To do:
Pull each line containing "this" out of the data and copy it.
--- Records provided ---
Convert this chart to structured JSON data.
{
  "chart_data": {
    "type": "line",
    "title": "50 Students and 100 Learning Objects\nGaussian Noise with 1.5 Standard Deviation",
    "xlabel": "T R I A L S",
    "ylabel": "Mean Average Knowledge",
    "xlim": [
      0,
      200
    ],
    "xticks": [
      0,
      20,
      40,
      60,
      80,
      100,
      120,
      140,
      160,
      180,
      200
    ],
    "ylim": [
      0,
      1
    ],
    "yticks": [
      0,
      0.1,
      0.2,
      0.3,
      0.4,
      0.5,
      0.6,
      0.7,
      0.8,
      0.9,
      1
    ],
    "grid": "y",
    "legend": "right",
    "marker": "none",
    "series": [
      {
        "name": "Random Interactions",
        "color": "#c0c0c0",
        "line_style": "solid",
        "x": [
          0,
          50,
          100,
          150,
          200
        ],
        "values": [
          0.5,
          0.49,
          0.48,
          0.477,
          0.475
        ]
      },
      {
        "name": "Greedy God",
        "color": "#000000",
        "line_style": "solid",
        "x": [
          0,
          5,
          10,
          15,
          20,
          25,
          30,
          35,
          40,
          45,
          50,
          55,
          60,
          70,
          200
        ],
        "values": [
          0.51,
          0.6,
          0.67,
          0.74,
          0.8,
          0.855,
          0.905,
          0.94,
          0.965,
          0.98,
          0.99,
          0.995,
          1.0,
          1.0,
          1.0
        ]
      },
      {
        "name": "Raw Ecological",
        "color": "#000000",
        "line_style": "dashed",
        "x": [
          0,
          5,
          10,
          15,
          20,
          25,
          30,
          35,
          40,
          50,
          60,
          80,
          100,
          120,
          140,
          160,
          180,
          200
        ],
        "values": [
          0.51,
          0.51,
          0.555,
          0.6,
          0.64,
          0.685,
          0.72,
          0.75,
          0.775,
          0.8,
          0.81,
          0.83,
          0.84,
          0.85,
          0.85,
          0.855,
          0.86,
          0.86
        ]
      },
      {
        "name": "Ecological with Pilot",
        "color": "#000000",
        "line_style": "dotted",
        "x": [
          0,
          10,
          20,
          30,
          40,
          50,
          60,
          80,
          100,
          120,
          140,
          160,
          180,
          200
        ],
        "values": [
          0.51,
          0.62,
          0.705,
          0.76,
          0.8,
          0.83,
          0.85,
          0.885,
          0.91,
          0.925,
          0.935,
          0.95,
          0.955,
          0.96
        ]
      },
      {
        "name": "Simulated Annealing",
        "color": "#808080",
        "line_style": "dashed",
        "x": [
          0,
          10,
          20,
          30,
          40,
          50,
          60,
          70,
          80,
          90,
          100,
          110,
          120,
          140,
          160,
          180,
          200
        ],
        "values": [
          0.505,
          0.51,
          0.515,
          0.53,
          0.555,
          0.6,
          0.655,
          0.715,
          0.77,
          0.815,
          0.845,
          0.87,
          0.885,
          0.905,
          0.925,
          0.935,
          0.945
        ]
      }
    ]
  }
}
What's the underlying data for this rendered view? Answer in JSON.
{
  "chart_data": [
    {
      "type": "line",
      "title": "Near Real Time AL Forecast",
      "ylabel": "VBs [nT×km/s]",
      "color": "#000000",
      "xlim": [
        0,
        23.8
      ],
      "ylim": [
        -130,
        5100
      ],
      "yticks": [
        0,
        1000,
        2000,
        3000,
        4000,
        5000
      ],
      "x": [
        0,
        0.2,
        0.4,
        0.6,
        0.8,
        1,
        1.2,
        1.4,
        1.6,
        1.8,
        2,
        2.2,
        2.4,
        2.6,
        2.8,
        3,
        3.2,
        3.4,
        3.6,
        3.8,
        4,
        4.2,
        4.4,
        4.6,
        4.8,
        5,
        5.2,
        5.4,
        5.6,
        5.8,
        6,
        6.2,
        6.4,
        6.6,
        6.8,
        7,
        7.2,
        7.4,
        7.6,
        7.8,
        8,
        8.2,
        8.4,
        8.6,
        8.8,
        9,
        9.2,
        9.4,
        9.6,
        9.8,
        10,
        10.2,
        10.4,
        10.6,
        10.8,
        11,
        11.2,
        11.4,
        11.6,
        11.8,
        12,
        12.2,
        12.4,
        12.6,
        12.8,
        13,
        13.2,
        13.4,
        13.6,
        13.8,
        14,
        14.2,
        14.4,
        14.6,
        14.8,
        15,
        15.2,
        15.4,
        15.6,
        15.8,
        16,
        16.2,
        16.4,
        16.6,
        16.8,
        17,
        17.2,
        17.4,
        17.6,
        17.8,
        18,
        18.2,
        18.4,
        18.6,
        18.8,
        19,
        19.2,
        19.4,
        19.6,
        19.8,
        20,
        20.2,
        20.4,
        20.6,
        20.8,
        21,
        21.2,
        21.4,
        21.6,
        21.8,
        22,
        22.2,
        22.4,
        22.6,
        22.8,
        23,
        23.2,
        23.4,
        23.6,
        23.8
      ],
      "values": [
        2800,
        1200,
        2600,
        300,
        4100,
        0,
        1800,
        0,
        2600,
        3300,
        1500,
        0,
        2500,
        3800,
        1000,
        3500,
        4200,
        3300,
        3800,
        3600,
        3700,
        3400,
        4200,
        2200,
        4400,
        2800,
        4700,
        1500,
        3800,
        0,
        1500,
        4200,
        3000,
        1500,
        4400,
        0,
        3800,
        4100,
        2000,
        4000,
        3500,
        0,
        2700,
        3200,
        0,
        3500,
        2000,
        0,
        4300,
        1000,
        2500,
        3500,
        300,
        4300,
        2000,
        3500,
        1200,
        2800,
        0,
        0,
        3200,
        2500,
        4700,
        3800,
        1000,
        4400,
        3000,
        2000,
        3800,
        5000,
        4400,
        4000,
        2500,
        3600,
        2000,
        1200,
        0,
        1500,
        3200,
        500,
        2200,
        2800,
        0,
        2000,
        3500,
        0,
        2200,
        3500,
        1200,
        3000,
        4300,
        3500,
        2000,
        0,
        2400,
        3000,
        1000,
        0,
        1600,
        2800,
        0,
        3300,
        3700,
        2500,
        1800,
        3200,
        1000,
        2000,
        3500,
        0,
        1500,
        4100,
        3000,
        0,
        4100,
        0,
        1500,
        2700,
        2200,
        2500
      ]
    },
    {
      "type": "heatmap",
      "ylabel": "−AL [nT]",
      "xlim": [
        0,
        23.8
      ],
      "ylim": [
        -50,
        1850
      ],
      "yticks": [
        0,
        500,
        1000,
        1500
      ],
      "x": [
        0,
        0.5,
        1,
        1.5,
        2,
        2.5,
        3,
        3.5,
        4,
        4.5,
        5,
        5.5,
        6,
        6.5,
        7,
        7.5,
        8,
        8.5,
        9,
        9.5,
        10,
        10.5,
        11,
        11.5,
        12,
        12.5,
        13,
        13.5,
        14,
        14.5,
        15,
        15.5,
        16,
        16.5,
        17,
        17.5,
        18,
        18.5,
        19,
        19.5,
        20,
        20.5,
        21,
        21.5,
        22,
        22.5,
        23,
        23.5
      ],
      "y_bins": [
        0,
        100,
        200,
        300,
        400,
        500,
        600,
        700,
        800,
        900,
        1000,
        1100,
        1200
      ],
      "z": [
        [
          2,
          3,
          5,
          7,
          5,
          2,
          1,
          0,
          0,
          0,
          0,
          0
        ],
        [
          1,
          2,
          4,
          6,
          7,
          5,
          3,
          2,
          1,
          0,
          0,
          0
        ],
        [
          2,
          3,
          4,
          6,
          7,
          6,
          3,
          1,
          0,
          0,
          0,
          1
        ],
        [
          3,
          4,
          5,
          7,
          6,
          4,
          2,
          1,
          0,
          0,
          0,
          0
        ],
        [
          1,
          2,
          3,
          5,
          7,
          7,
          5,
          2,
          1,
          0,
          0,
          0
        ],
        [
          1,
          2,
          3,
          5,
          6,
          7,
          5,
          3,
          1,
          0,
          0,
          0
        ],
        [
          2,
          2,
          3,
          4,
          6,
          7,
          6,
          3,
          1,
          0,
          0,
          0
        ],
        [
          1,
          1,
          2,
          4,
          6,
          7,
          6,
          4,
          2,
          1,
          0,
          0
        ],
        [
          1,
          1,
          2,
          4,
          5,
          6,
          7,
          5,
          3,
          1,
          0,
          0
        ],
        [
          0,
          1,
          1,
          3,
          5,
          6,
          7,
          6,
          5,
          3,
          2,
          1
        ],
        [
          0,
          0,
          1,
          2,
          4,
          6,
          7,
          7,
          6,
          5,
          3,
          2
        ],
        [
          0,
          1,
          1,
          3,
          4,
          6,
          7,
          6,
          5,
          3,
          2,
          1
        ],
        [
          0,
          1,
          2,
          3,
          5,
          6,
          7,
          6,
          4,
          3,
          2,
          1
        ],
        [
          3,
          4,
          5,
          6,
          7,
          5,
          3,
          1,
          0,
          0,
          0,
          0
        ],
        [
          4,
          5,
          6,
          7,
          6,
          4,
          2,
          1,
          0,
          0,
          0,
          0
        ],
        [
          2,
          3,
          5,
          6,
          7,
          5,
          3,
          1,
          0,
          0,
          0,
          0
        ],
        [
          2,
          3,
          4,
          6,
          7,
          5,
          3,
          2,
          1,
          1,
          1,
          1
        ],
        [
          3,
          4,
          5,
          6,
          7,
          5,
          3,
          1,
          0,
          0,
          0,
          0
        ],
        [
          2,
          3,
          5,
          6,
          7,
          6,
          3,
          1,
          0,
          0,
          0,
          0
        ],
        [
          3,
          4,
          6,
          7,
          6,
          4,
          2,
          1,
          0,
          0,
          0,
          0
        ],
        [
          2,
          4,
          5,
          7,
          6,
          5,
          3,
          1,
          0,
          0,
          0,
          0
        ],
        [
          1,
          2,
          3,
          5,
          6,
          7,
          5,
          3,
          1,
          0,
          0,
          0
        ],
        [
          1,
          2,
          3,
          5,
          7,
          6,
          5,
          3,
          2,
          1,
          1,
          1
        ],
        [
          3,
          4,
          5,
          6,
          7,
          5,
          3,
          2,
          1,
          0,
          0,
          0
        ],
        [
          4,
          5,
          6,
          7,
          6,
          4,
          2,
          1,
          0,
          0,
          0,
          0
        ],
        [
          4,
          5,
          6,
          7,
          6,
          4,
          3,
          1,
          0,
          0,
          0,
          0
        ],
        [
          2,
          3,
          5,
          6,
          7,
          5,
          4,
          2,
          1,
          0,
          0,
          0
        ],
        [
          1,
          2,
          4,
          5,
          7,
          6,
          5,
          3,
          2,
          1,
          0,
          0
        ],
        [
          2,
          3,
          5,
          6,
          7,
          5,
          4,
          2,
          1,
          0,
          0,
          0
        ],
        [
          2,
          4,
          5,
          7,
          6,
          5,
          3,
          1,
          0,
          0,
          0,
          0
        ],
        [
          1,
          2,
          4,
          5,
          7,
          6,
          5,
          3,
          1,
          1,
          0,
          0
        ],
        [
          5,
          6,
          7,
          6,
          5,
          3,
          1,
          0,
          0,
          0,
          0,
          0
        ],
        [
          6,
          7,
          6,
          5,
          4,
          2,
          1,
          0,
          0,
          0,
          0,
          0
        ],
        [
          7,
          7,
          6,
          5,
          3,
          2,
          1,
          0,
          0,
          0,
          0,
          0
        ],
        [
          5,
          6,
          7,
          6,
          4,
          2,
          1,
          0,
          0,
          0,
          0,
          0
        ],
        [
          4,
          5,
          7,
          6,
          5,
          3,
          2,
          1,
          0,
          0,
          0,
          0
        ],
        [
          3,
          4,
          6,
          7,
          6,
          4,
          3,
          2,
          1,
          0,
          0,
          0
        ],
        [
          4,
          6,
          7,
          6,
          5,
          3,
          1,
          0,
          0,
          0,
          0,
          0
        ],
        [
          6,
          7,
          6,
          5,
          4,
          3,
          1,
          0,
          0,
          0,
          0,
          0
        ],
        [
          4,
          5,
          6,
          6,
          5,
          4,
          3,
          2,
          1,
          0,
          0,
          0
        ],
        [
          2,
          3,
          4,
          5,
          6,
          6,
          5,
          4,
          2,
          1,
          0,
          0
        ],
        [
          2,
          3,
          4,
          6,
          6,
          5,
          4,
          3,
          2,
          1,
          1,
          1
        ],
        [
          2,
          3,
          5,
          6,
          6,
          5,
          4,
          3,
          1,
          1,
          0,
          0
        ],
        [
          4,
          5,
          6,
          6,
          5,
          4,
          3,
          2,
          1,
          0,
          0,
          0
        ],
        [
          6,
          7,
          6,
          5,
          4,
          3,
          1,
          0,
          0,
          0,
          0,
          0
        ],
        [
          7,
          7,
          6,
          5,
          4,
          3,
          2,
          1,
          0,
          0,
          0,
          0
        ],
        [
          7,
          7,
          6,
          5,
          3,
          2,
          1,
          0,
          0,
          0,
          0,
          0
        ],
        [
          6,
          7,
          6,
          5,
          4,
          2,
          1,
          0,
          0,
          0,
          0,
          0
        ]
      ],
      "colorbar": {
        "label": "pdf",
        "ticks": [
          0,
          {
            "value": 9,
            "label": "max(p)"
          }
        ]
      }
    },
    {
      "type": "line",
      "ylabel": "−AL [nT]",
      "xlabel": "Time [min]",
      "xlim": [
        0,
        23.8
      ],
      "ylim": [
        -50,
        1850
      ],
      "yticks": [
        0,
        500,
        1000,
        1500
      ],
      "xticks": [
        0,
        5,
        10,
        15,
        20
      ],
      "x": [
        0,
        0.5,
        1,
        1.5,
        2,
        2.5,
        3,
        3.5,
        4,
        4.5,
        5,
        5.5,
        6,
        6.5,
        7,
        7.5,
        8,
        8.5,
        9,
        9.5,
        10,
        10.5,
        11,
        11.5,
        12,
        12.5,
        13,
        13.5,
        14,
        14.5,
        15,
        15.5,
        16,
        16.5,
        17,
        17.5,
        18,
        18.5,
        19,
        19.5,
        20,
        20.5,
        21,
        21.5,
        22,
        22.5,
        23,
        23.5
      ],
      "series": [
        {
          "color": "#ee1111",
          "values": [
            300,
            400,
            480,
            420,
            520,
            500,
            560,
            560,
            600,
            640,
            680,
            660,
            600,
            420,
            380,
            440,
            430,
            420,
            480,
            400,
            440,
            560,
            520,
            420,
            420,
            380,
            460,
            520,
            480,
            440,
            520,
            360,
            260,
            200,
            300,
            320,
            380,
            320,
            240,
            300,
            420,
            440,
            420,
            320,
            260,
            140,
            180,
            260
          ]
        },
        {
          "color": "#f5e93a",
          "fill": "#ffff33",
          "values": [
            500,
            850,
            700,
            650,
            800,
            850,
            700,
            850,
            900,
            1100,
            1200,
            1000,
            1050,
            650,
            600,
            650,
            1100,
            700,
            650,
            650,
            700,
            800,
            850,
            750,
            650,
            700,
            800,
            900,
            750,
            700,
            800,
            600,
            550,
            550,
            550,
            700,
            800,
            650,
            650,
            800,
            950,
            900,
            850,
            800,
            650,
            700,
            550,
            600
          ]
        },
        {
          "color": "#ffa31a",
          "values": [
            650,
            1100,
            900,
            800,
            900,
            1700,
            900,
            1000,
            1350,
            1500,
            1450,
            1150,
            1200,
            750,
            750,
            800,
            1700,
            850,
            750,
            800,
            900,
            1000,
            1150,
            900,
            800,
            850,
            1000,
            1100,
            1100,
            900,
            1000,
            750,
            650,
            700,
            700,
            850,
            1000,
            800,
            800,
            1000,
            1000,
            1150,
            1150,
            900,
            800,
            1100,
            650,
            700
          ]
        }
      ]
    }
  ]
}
---
Written response:
Convert this chart to structured JSON data.
What's the underlying data for this rendered view? Answer in JSON.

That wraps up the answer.